Data for the task >>
>>>>
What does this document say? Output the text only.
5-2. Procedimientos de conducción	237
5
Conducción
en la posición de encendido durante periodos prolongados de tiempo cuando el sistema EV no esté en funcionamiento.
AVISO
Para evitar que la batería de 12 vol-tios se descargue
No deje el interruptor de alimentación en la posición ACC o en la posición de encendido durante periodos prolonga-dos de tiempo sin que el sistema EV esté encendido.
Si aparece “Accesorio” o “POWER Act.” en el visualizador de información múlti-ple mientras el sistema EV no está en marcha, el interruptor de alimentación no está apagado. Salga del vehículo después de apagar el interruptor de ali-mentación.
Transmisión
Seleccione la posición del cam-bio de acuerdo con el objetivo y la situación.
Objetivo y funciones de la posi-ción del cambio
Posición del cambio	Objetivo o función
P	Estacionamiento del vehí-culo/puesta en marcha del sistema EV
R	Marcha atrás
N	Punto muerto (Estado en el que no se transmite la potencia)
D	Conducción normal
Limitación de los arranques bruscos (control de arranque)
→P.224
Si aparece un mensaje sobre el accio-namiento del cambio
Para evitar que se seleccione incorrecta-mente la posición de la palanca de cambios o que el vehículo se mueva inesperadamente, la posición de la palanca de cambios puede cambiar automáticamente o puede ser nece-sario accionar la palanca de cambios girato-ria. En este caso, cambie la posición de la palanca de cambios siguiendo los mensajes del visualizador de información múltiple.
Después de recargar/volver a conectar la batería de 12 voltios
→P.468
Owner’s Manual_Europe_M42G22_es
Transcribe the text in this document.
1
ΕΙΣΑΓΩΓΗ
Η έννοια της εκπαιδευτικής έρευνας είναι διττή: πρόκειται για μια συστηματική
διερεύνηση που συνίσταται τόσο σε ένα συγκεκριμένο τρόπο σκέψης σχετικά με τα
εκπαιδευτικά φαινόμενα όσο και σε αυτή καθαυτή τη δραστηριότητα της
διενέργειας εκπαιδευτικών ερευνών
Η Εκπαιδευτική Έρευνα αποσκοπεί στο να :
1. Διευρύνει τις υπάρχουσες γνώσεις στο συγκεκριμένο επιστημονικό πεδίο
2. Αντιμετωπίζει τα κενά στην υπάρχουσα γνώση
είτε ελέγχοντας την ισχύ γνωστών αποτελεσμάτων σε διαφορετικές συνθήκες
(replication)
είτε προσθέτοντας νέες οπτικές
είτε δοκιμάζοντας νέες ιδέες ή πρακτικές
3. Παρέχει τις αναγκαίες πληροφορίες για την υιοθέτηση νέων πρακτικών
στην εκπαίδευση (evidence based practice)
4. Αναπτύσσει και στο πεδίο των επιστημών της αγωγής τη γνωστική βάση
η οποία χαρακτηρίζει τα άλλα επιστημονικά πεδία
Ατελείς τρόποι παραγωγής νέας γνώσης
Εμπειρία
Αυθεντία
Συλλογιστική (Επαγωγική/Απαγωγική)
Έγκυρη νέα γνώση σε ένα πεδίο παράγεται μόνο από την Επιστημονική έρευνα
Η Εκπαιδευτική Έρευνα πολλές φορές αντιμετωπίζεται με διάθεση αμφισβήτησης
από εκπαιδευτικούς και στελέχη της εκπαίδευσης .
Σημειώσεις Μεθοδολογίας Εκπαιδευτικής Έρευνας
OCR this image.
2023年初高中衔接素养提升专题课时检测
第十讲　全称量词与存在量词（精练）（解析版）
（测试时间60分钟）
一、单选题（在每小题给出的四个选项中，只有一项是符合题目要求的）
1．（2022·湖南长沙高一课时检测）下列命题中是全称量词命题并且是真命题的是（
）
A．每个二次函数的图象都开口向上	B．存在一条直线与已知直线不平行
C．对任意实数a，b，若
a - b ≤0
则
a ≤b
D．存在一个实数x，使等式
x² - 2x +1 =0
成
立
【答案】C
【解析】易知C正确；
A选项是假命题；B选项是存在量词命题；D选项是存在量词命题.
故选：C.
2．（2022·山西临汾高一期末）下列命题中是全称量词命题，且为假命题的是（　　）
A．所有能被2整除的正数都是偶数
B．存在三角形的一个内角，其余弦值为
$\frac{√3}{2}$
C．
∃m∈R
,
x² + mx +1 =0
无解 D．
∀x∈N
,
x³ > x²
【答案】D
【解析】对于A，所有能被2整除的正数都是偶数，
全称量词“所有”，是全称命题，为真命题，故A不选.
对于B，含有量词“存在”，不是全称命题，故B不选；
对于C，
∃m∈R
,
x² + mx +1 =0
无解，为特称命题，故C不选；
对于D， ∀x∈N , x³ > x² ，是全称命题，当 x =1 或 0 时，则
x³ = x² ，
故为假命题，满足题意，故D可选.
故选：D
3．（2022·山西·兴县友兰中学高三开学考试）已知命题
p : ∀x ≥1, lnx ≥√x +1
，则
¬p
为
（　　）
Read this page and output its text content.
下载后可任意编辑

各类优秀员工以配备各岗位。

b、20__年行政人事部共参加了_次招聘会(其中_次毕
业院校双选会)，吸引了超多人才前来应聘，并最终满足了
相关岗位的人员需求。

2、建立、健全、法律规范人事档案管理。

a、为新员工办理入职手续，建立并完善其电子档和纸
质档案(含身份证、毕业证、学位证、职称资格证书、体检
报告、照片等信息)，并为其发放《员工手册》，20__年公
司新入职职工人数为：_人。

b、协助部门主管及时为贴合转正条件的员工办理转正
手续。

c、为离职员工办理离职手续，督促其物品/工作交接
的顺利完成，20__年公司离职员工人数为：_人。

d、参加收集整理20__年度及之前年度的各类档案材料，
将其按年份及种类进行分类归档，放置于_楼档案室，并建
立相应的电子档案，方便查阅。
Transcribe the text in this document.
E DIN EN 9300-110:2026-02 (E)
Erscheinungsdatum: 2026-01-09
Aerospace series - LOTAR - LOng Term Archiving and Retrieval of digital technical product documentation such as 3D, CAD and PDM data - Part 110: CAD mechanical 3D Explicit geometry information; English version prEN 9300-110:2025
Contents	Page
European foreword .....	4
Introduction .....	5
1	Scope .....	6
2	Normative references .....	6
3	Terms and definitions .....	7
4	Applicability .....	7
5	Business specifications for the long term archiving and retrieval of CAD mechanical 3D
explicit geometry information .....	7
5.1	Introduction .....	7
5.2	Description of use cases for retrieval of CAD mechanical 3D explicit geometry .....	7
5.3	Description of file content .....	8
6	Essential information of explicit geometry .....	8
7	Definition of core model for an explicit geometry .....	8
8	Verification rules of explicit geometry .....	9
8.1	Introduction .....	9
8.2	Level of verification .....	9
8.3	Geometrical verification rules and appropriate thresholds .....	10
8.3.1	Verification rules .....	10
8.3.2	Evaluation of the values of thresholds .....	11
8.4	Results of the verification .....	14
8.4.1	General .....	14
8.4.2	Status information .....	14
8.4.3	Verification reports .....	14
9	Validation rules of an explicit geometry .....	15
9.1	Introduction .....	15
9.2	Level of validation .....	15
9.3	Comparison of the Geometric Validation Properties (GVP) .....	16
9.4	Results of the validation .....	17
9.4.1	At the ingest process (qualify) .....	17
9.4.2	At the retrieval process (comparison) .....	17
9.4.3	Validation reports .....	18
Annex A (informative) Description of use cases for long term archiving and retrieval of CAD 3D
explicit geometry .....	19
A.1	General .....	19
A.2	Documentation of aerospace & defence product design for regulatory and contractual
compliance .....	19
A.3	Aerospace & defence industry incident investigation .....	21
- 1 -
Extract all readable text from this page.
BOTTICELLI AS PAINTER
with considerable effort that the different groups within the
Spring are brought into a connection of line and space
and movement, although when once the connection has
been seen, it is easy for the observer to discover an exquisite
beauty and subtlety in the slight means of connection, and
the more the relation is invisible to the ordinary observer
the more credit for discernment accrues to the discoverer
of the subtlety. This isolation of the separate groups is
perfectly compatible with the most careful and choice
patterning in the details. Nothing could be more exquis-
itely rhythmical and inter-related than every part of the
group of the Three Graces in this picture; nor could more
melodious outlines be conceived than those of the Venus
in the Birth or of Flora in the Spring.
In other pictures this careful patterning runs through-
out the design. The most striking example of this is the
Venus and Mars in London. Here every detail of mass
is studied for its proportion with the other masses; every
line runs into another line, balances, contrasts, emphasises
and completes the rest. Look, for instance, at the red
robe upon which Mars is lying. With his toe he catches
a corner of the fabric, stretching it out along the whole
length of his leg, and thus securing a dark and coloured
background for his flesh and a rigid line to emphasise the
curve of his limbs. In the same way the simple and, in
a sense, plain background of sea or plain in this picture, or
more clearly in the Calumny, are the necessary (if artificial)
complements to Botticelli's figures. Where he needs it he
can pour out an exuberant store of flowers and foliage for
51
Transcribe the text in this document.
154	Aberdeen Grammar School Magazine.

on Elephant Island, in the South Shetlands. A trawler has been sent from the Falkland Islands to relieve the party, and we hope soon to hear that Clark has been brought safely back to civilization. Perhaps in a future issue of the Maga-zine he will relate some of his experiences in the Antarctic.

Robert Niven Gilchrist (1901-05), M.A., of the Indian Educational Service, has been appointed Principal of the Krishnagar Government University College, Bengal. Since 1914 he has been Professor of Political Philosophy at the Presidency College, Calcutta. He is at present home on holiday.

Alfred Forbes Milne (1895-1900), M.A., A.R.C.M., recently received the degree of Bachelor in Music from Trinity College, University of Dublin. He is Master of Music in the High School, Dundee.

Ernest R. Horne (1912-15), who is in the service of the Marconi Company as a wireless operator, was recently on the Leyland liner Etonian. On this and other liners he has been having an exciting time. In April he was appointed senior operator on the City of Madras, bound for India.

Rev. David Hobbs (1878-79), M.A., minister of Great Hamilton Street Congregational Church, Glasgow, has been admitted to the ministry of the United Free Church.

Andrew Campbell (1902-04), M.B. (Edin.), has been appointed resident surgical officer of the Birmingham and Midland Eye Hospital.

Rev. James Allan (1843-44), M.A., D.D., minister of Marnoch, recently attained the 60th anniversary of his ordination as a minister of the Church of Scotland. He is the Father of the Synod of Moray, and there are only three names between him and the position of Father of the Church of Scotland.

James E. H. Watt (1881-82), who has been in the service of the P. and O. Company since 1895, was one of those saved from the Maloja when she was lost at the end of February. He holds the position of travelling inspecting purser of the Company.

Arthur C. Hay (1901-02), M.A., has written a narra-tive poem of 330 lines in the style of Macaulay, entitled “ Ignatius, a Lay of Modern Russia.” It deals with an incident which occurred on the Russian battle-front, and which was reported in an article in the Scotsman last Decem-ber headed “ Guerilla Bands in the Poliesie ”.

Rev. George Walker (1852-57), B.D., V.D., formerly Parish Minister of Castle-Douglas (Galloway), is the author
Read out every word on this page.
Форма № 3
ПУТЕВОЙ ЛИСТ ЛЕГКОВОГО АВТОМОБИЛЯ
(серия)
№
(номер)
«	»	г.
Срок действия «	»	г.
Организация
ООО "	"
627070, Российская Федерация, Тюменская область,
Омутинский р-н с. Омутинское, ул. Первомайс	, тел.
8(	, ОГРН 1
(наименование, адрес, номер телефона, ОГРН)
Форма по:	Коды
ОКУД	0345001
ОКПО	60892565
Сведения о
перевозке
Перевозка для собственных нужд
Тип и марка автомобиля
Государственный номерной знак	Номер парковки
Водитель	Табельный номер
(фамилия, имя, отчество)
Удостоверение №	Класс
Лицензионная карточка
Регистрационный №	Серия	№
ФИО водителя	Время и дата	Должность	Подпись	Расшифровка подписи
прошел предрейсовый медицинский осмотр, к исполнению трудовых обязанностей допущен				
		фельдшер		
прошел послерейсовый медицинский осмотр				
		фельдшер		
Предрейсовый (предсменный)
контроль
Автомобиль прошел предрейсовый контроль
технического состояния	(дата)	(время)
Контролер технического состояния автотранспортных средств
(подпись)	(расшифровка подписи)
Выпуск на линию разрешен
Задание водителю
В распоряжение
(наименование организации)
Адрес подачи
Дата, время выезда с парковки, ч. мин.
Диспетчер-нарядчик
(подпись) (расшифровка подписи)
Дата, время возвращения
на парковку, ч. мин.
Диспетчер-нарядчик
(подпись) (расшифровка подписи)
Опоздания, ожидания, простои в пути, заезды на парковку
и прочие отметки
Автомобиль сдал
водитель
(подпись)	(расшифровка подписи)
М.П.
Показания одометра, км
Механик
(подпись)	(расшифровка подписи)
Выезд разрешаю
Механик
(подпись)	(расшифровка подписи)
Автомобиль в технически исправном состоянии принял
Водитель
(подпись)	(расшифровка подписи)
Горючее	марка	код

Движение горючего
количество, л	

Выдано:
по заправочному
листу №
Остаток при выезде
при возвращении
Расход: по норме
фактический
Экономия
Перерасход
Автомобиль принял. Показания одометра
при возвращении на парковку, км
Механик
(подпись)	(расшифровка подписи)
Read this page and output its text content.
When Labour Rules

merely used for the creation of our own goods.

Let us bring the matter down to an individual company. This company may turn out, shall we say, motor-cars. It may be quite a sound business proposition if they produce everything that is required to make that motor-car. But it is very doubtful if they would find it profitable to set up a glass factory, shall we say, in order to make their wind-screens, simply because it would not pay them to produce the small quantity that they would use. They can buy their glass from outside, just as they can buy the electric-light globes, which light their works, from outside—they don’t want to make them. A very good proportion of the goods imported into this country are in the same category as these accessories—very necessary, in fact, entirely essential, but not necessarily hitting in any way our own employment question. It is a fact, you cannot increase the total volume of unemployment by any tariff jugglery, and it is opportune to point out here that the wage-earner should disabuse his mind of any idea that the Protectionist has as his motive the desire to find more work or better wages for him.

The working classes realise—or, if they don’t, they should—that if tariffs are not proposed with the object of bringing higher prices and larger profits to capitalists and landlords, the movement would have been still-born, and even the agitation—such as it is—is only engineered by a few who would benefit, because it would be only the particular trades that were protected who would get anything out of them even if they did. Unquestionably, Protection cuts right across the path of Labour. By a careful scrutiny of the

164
<<<<
Task statement >>
Gather and return every line that holds the string "been".

Complete response >>
been seen, it is easy for the observer to discover an exquisite
on Elephant Island, in the South Shetlands. A trawler has been sent from the Falkland Islands to relieve the party, and we hope soon to hear that Clark has been brought safely back to civilization. Perhaps in a future issue of the Maga-zine he will relate some of his experiences in the Antarctic.
Robert Niven Gilchrist (1901-05), M.A., of the Indian Educational Service, has been appointed Principal of the Krishnagar Government University College, Bengal. Since 1914 he has been Professor of Political Philosophy at the Presidency College, Calcutta. He is at present home on holiday.
Ernest R. Horne (1912-15), who is in the service of the Marconi Company as a wireless operator, was recently on the Leyland liner Etonian. On this and other liners he has been having an exciting time. In April he was appointed senior operator on the City of Madras, bound for India.
Rev. David Hobbs (1878-79), M.A., minister of Great Hamilton Street Congregational Church, Glasgow, has been admitted to the ministry of the United Free Church.
Andrew Campbell (1902-04), M.B. (Edin.), has been appointed resident surgical officer of the Birmingham and Midland Eye Hospital.
James E. H. Watt (1881-82), who has been in the service of the P. and O. Company since 1895, was one of those saved from the Maloja when she was lost at the end of February. He holds the position of travelling inspecting purser of the Company.
The working classes realise—or, if they don’t, they should—that if tariffs are not proposed with the object of bringing higher prices and larger profits to capitalists and landlords, the movement would have been still-born, and even the agitation—such as it is—is only engineered by a few who would benefit, because it would be only the particular trades that were protected who would get anything out of them even if they did. Unquestionably, Protection cuts right across the path of Labour. By a careful scrutiny of the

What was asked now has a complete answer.